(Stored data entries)
§ §

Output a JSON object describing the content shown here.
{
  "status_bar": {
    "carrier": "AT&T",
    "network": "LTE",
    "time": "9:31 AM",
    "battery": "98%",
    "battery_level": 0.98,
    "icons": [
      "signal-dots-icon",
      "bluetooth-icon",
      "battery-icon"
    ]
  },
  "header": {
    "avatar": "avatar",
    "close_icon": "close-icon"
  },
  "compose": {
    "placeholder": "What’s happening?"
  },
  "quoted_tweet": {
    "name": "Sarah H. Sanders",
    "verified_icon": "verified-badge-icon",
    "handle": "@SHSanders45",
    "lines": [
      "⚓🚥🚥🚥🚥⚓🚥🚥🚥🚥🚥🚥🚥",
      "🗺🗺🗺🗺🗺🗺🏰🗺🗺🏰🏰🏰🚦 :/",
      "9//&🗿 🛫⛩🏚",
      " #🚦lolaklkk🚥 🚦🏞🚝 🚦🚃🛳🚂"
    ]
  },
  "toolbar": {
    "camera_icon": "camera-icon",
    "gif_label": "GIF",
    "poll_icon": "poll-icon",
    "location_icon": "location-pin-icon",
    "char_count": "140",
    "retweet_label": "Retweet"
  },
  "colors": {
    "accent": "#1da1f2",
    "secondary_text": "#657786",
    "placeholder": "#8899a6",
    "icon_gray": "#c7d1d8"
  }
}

§ §

Which lines hold the word "placeholder"? Show each one.

    "placeholder": "What’s happening?"
    "placeholder": "#8899a6",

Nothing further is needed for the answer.